>> Start

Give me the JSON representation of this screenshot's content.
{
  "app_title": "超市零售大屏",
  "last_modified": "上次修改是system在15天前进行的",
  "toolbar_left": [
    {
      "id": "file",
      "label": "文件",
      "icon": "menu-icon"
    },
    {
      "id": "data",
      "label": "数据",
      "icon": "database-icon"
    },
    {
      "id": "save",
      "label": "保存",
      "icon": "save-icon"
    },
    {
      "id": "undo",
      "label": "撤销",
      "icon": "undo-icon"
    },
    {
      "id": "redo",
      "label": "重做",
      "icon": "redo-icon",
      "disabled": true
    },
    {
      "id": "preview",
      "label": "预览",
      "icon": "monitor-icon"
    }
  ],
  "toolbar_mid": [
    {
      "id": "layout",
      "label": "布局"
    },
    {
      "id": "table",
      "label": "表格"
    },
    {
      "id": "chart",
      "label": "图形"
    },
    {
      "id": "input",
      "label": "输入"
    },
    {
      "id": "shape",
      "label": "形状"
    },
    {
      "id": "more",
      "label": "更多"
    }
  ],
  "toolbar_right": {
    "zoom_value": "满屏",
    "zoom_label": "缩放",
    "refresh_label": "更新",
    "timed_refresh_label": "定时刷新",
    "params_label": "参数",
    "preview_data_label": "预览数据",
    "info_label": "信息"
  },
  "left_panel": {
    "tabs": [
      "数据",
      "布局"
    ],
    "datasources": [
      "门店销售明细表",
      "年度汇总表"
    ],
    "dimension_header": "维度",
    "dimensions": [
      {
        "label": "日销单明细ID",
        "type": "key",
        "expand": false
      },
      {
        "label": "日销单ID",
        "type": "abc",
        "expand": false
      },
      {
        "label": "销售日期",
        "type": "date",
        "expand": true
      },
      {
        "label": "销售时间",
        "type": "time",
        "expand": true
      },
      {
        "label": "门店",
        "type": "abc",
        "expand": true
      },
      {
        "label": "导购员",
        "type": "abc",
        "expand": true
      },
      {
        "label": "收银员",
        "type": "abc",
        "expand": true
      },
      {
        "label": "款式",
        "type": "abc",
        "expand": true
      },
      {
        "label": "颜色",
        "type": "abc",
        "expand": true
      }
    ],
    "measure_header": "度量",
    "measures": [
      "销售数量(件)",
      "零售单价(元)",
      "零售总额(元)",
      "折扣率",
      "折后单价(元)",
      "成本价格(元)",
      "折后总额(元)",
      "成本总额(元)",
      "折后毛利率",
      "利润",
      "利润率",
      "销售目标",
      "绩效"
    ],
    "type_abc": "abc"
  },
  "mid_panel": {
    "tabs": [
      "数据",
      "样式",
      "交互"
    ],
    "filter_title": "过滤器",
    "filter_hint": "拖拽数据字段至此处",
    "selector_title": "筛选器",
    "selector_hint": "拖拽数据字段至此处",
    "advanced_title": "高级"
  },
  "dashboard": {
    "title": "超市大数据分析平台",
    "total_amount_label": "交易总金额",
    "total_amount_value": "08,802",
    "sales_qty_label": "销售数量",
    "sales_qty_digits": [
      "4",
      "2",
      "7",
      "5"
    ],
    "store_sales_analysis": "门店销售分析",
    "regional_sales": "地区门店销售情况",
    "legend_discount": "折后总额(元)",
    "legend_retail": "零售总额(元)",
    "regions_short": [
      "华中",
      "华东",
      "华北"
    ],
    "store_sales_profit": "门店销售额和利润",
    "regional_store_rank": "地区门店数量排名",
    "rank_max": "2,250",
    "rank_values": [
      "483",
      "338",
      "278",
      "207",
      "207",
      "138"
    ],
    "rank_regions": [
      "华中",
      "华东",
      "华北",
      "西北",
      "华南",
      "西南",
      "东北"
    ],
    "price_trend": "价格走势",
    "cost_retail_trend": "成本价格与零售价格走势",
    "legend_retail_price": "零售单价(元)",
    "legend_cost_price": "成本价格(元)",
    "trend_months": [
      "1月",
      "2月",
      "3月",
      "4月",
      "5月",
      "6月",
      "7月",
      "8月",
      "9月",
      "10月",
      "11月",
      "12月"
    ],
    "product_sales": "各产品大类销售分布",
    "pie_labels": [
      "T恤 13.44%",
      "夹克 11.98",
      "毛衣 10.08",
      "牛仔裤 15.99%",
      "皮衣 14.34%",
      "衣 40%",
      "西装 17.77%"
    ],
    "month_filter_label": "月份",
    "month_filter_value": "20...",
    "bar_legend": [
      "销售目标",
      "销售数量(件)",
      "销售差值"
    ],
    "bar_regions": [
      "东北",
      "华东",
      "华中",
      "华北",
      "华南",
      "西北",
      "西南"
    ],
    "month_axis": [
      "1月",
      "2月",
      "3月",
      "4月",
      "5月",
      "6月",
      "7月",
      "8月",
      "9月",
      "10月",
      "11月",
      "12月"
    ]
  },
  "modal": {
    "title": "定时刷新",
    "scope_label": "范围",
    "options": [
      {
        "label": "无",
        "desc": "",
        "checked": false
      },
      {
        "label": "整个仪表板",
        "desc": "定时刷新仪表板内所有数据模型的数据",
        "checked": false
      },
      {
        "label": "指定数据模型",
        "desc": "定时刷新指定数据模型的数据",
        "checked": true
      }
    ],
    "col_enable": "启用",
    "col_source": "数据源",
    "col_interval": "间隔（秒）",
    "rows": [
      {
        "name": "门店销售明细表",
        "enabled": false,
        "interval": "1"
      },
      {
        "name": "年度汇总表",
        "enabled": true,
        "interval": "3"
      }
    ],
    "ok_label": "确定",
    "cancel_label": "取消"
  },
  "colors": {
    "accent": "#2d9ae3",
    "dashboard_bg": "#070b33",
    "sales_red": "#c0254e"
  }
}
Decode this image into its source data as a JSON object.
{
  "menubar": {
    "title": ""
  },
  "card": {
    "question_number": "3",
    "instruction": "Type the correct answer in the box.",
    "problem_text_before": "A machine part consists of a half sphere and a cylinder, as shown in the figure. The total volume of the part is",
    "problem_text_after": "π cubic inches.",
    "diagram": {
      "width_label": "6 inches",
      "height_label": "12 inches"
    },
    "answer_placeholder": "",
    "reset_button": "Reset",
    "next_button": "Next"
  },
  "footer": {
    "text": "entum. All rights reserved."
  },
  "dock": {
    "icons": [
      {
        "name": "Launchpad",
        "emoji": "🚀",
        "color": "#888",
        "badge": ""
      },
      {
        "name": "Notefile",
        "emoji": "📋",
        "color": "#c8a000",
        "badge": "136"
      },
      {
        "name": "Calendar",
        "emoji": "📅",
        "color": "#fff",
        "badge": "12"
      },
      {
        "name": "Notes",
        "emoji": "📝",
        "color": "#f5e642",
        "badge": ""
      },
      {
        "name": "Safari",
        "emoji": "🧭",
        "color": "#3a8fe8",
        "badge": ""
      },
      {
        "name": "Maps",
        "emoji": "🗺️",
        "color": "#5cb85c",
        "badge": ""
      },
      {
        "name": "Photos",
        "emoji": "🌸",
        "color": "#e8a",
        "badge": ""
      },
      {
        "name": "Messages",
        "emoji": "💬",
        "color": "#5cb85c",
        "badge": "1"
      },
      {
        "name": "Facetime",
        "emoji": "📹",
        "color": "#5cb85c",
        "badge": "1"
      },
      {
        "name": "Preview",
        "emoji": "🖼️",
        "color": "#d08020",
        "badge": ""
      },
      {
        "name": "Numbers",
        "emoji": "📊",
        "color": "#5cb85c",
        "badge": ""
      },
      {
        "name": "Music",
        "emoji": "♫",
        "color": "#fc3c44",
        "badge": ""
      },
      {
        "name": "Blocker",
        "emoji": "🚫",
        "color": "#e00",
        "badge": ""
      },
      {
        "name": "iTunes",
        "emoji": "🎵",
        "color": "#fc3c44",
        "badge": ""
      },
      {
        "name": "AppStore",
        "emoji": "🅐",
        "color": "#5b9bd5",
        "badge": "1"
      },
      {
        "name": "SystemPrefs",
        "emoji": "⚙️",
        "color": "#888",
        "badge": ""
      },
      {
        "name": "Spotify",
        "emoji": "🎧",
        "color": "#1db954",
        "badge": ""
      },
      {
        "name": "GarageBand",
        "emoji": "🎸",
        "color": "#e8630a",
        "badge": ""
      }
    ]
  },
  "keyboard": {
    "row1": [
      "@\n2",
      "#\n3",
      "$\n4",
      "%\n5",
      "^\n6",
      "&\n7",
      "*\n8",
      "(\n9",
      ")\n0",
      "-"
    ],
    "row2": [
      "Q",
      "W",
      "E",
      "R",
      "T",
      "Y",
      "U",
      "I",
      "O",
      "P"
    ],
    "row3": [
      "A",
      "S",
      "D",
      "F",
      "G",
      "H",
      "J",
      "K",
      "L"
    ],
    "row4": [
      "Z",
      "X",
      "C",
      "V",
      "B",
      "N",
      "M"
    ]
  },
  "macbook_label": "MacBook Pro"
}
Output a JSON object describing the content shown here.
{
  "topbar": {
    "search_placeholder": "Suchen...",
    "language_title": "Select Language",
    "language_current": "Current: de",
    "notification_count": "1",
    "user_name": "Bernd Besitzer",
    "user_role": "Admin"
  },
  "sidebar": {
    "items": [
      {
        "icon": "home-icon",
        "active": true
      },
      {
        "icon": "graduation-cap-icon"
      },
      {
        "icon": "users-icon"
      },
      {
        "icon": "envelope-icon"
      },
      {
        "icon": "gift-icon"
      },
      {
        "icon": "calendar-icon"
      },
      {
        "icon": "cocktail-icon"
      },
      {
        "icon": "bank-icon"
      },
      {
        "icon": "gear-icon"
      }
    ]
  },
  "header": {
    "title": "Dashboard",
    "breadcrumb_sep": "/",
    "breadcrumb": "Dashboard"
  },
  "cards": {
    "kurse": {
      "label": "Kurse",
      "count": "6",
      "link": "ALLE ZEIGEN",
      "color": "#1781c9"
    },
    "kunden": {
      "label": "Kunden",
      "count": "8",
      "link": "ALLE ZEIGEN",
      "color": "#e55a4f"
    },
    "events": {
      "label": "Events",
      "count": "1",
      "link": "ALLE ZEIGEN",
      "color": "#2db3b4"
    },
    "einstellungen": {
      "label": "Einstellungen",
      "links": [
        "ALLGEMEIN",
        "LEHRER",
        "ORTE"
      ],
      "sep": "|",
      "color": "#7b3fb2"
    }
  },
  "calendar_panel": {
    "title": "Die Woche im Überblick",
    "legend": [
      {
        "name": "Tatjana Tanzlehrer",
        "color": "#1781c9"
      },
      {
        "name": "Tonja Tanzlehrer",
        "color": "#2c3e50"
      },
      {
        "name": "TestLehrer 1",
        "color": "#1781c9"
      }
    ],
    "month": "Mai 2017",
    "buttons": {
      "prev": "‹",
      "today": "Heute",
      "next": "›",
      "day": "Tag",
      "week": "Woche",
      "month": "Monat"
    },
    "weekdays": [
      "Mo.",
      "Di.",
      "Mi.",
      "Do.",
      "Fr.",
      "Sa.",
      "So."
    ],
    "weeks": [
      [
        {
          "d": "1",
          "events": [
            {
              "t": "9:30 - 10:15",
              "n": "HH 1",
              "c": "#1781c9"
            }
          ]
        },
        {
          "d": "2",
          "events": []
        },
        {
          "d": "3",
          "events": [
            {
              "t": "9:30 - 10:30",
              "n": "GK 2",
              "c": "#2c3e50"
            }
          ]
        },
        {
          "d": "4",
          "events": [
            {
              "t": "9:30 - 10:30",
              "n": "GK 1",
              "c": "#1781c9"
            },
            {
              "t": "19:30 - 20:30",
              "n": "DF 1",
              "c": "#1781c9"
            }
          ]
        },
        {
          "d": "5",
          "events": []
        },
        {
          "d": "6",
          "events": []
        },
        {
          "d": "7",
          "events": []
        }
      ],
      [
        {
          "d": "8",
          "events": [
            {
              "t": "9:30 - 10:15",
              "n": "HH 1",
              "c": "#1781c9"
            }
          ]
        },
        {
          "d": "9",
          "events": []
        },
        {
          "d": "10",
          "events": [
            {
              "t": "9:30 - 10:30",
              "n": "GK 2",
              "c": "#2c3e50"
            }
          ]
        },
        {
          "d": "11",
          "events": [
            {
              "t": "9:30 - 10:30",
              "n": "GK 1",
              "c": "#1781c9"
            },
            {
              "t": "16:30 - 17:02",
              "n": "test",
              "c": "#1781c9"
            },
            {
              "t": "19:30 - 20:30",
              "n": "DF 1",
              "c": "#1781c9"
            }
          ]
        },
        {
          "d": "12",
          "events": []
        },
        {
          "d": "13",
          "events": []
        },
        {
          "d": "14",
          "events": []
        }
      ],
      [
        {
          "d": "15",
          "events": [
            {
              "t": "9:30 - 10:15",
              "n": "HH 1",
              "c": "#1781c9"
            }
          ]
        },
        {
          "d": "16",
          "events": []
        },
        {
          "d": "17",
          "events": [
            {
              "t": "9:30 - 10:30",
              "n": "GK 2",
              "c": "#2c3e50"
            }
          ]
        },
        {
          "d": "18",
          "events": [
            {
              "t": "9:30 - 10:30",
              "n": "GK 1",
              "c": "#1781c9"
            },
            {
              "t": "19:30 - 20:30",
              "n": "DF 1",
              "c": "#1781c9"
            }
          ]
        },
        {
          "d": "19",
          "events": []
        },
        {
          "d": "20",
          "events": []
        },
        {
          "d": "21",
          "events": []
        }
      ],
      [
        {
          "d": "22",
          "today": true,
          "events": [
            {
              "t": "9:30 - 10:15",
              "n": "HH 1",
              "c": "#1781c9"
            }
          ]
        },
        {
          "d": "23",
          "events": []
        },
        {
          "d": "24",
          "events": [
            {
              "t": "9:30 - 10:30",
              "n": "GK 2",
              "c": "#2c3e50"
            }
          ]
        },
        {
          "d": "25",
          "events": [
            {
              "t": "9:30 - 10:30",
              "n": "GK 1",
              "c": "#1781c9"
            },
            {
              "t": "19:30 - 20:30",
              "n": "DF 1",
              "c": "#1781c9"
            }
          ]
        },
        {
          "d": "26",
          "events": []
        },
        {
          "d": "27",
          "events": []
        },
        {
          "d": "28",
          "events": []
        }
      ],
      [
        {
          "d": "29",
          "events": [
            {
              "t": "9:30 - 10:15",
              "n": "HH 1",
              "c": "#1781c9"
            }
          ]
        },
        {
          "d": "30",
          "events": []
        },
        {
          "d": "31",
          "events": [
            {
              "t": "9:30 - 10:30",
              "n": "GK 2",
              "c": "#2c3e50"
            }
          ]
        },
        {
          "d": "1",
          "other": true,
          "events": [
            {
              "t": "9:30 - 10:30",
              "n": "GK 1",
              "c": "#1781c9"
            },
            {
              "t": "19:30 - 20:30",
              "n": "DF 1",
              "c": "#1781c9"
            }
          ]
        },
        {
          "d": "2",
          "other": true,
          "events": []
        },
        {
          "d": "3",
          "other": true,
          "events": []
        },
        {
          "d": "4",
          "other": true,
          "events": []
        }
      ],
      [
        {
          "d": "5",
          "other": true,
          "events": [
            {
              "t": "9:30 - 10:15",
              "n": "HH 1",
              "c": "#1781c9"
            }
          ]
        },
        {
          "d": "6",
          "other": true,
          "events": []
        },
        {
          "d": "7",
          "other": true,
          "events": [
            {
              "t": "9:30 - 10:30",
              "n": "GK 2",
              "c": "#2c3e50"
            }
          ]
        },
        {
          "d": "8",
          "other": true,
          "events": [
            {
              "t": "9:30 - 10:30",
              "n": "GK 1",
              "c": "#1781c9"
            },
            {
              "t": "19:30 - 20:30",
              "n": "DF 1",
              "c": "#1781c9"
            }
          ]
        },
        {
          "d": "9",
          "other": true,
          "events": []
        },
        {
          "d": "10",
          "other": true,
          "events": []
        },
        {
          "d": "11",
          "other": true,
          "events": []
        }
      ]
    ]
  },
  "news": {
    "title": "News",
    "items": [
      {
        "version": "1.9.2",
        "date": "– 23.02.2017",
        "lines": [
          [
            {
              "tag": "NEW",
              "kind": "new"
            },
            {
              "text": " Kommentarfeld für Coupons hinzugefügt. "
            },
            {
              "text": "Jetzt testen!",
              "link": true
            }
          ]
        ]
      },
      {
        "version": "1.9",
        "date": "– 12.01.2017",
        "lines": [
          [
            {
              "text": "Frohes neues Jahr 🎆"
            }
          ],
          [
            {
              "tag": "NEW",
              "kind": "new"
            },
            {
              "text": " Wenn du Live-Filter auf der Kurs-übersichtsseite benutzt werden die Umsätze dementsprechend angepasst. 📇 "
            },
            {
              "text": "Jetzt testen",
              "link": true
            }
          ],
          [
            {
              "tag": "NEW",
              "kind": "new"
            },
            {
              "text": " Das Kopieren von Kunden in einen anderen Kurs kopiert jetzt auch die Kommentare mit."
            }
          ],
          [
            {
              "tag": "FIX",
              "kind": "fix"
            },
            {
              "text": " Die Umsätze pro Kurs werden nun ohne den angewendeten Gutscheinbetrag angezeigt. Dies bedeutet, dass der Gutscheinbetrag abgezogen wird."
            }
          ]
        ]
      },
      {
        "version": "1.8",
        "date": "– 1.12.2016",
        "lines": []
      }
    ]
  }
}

>> End

→ **WHAT IS BEING ASKED**: Report the number of lines holding the string "Woche", without any other words.

→ **WRITTEN REPLY**: 2